---------- GIVEN RECORDS ----------
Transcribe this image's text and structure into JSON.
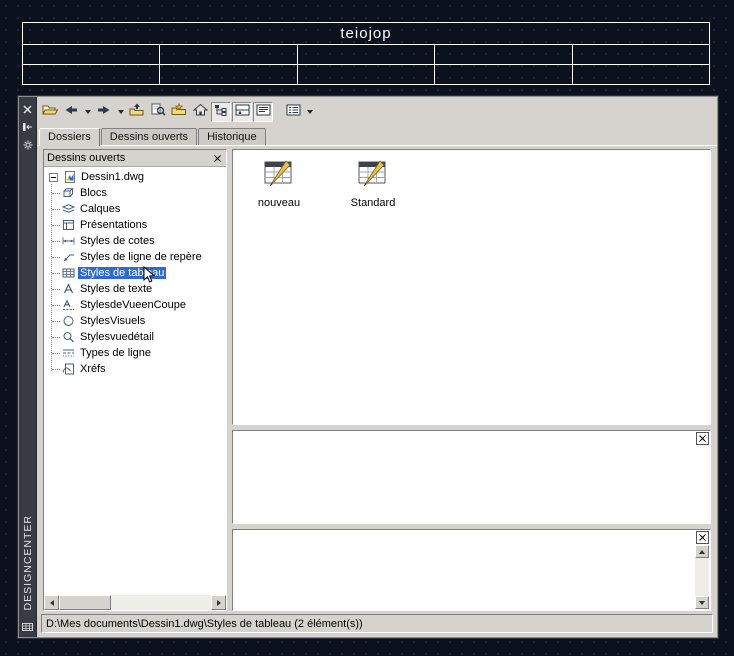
{
  "drawing": {
    "table": {
      "title": "teiojop",
      "columns": 5,
      "body_rows": 2
    }
  },
  "palette": {
    "vertical_title": "DESIGNCENTER",
    "titlebar_icons": [
      "close-icon",
      "autohide-icon",
      "properties-icon"
    ],
    "toolbar": {
      "buttons": [
        {
          "icon": "load-open-folder-icon"
        },
        {
          "icon": "back-arrow-icon",
          "has_dropdown": true
        },
        {
          "icon": "forward-arrow-icon",
          "has_dropdown": true
        },
        {
          "icon": "up-folder-icon"
        },
        {
          "icon": "search-icon"
        },
        {
          "icon": "favorites-icon"
        },
        {
          "icon": "home-icon"
        },
        {
          "icon": "tree-toggle-icon",
          "pressed": true
        },
        {
          "icon": "preview-toggle-icon",
          "pressed": true
        },
        {
          "icon": "description-toggle-icon",
          "pressed": true
        },
        {
          "icon": "views-icon",
          "has_dropdown": true
        }
      ]
    },
    "tabs": [
      {
        "label": "Dossiers",
        "active": true
      },
      {
        "label": "Dessins ouverts",
        "active": false
      },
      {
        "label": "Historique",
        "active": false
      }
    ],
    "tree": {
      "header": "Dessins ouverts",
      "root": {
        "label": "Dessin1.dwg",
        "icon": "dwg-file-icon",
        "expanded": true
      },
      "items": [
        {
          "label": "Blocs",
          "icon": "block-icon"
        },
        {
          "label": "Calques",
          "icon": "layers-icon"
        },
        {
          "label": "Présentations",
          "icon": "layout-icon"
        },
        {
          "label": "Styles de cotes",
          "icon": "dimension-style-icon"
        },
        {
          "label": "Styles de ligne de repère",
          "icon": "leader-style-icon"
        },
        {
          "label": "Styles de tableau",
          "icon": "table-style-icon",
          "selected": true
        },
        {
          "label": "Styles de texte",
          "icon": "text-style-icon"
        },
        {
          "label": "StylesdeVueenCoupe",
          "icon": "section-view-style-icon"
        },
        {
          "label": "StylesVisuels",
          "icon": "visual-style-icon"
        },
        {
          "label": "Stylesvuedétail",
          "icon": "detail-view-style-icon"
        },
        {
          "label": "Types de ligne",
          "icon": "linetype-icon"
        },
        {
          "label": "Xréfs",
          "icon": "xref-icon"
        }
      ]
    },
    "content": {
      "items": [
        {
          "label": "nouveau",
          "icon": "table-style-item-icon"
        },
        {
          "label": "Standard",
          "icon": "table-style-item-icon"
        }
      ]
    },
    "status": "D:\\Mes documents\\Dessin1.dwg\\Styles de tableau (2 élément(s))",
    "colors": {
      "selection": "#2e6bd0",
      "palette_bg": "#d6d3ce",
      "canvas_bg": "#0c121d"
    }
  }
}
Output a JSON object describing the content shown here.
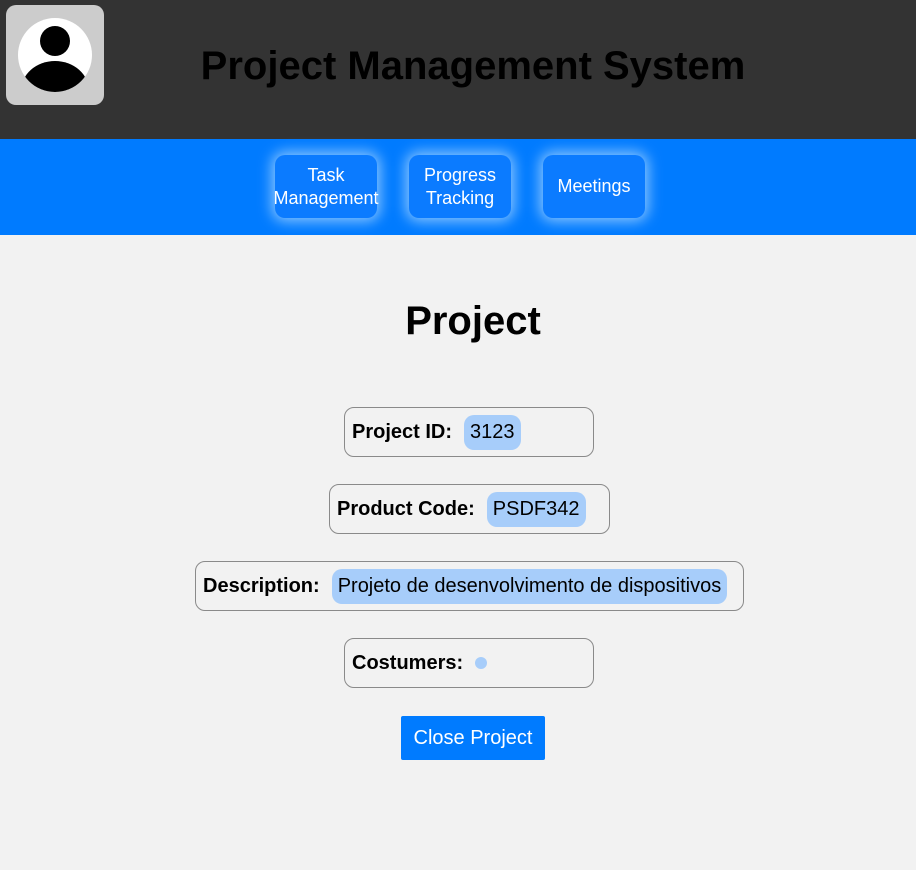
{
  "header": {
    "title": "Project Management System",
    "avatar_icon": "user-avatar-icon"
  },
  "nav": {
    "items": [
      {
        "line1": "Task",
        "line2": "Management"
      },
      {
        "line1": "Progress",
        "line2": "Tracking"
      },
      {
        "line1": "Meetings",
        "line2": ""
      }
    ]
  },
  "page": {
    "title": "Project"
  },
  "fields": {
    "project_id": {
      "label": "Project ID:",
      "value": "3123"
    },
    "product_code": {
      "label": "Product Code:",
      "value": "PSDF342"
    },
    "description": {
      "label": "Description:",
      "value": "Projeto de desenvolvimento de dispositivos"
    },
    "customers": {
      "label": "Costumers:",
      "value": ""
    }
  },
  "actions": {
    "close_label": "Close Project"
  },
  "colors": {
    "header_bg": "#333333",
    "nav_bg": "#007bff",
    "value_chip": "#a7cdfa",
    "page_bg": "#f2f2f2"
  }
}
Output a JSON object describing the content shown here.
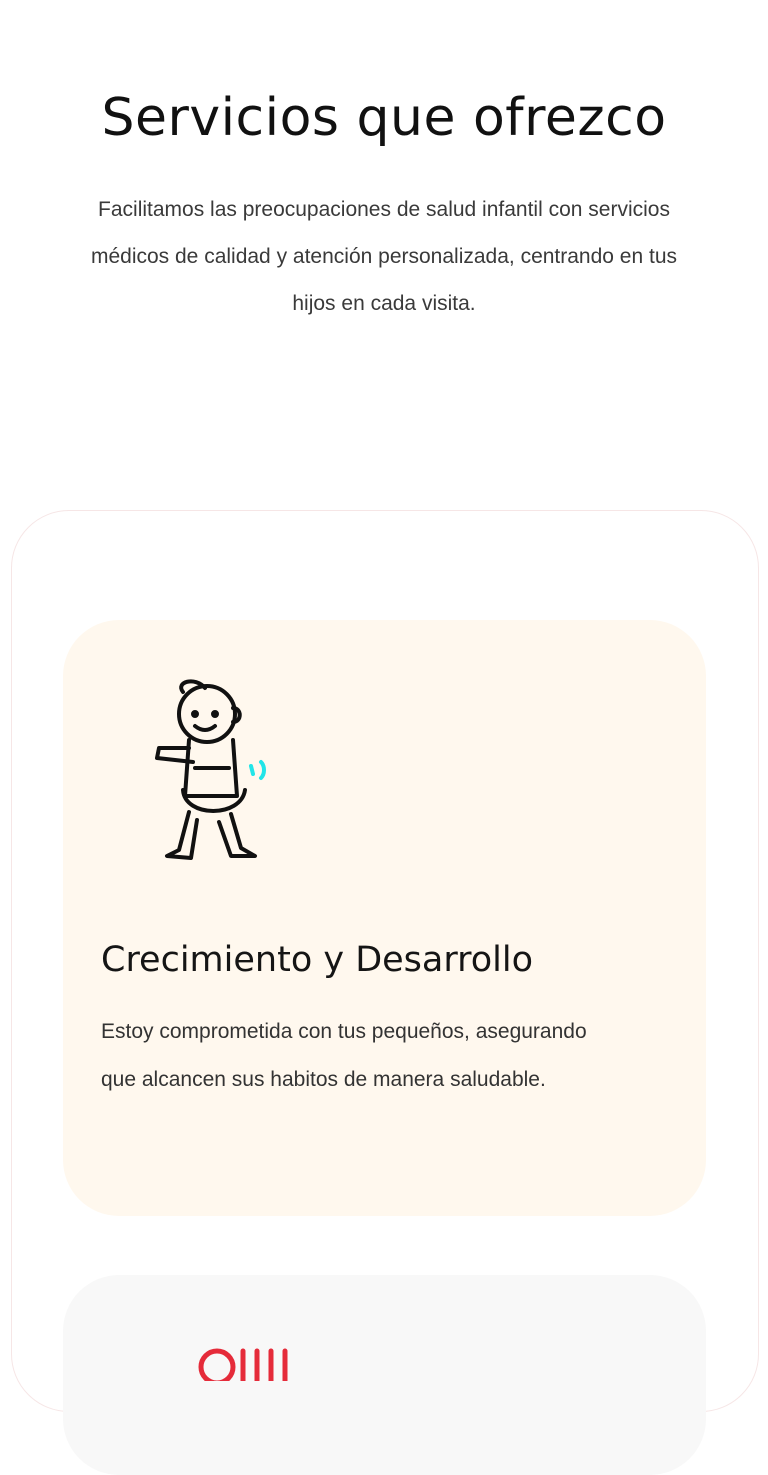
{
  "hero": {
    "title": "Servicios que ofrezco",
    "subtitle": "Facilitamos las preocupaciones de salud infantil con servicios médicos de calidad y atención personalizada, centrando en tus hijos en cada visita."
  },
  "services": [
    {
      "title": "Crecimiento y Desarrollo",
      "description": "Estoy comprometida con tus pequeños, asegurando que alcancen sus habitos de manera saludable.",
      "icon": "baby-walking-icon"
    },
    {
      "icon": "medical-service-icon"
    }
  ],
  "colors": {
    "card_growth_bg": "#fff8ee",
    "card_next_bg": "#f8f8f8",
    "panel_border": "#f6e6e6",
    "accent_cyan": "#22e5e8",
    "accent_red": "#e52b3a"
  }
}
----------
**AIM:** The data should be printed again unchanged; leave its pictures out.

**RIGHT ANSWER:**
Transcribe this image's text and structure into JSON.
{
  "drawing": {
    "table": {
      "title": "teiojop",
      "columns": 5,
      "body_rows": 2
    }
  },
  "palette": {
    "vertical_title": "DESIGNCENTER",
    "titlebar_icons": [
      "close-icon",
      "autohide-icon",
      "properties-icon"
    ],
    "toolbar": {
      "buttons": [
        {
          "icon": "load-open-folder-icon"
        },
        {
          "icon": "back-arrow-icon",
          "has_dropdown": true
        },
        {
          "icon": "forward-arrow-icon",
          "has_dropdown": true
        },
        {
          "icon": "up-folder-icon"
        },
        {
          "icon": "search-icon"
        },
        {
          "icon": "favorites-icon"
        },
        {
          "icon": "home-icon"
        },
        {
          "icon": "tree-toggle-icon",
          "pressed": true
        },
        {
          "icon": "preview-toggle-icon",
          "pressed": true
        },
        {
          "icon": "description-toggle-icon",
          "pressed": true
        },
        {
          "icon": "views-icon",
          "has_dropdown": true
        }
      ]
    },
    "tabs": [
      {
        "label": "Dossiers",
        "active": true
      },
      {
        "label": "Dessins ouverts",
        "active": false
      },
      {
        "label": "Historique",
        "active": false
      }
    ],
    "tree": {
      "header": "Dessins ouverts",
      "root": {
        "label": "Dessin1.dwg",
        "icon": "dwg-file-icon",
        "expanded": true
      },
      "items": [
        {
          "label": "Blocs",
          "icon": "block-icon"
        },
        {
          "label": "Calques",
          "icon": "layers-icon"
        },
        {
          "label": "Présentations",
          "icon": "layout-icon"
        },
        {
          "label": "Styles de cotes",
          "icon": "dimension-style-icon"
        },
        {
          "label": "Styles de ligne de repère",
          "icon": "leader-style-icon"
        },
        {
          "label": "Styles de tableau",
          "icon": "table-style-icon",
          "selected": true
        },
        {
          "label": "Styles de texte",
          "icon": "text-style-icon"
        },
        {
          "label": "StylesdeVueenCoupe",
          "icon": "section-view-style-icon"
        },
        {
          "label": "StylesVisuels",
          "icon": "visual-style-icon"
        },
        {
          "label": "Stylesvuedétail",
          "icon": "detail-view-style-icon"
        },
        {
          "label": "Types de ligne",
          "icon": "linetype-icon"
        },
        {
          "label": "Xréfs",
          "icon": "xref-icon"
        }
      ]
    },
    "content": {
      "items": [
        {
          "label": "nouveau",
          "icon": "table-style-item-icon"
        },
        {
          "label": "Standard",
          "icon": "table-style-item-icon"
        }
      ]
    },
    "status": "D:\\Mes documents\\Dessin1.dwg\\Styles de tableau (2 élément(s))",
    "colors": {
      "selection": "#2e6bd0",
      "palette_bg": "#d6d3ce",
      "canvas_bg": "#0c121d"
    }
  }
}
Output a JSON object describing the content shown here.
{
  "header": {
    "title": "Project Management System",
    "avatar_icon": "user-avatar-icon"
  },
  "nav": {
    "items": [
      {
        "line1": "Task",
        "line2": "Management"
      },
      {
        "line1": "Progress",
        "line2": "Tracking"
      },
      {
        "line1": "Meetings",
        "line2": ""
      }
    ]
  },
  "page": {
    "title": "Project"
  },
  "fields": {
    "project_id": {
      "label": "Project ID:",
      "value": "3123"
    },
    "product_code": {
      "label": "Product Code:",
      "value": "PSDF342"
    },
    "description": {
      "label": "Description:",
      "value": "Projeto de desenvolvimento de dispositivos"
    },
    "customers": {
      "label": "Costumers:",
      "value": ""
    }
  },
  "actions": {
    "close_label": "Close Project"
  },
  "colors": {
    "header_bg": "#333333",
    "nav_bg": "#007bff",
    "value_chip": "#a7cdfa",
    "page_bg": "#f2f2f2"
  }
}
Output a JSON object describing the content shown here.
{
  "hero": {
    "title": "Servicios que ofrezco",
    "subtitle": "Facilitamos las preocupaciones de salud infantil con servicios médicos de calidad y atención personalizada, centrando en tus hijos en cada visita."
  },
  "services": [
    {
      "title": "Crecimiento y Desarrollo",
      "description": "Estoy comprometida con tus pequeños, asegurando que alcancen sus habitos de manera saludable.",
      "icon": "baby-walking-icon"
    },
    {
      "icon": "medical-service-icon"
    }
  ],
  "colors": {
    "card_growth_bg": "#fff8ee",
    "card_next_bg": "#f8f8f8",
    "panel_border": "#f6e6e6",
    "accent_cyan": "#22e5e8",
    "accent_red": "#e52b3a"
  }
}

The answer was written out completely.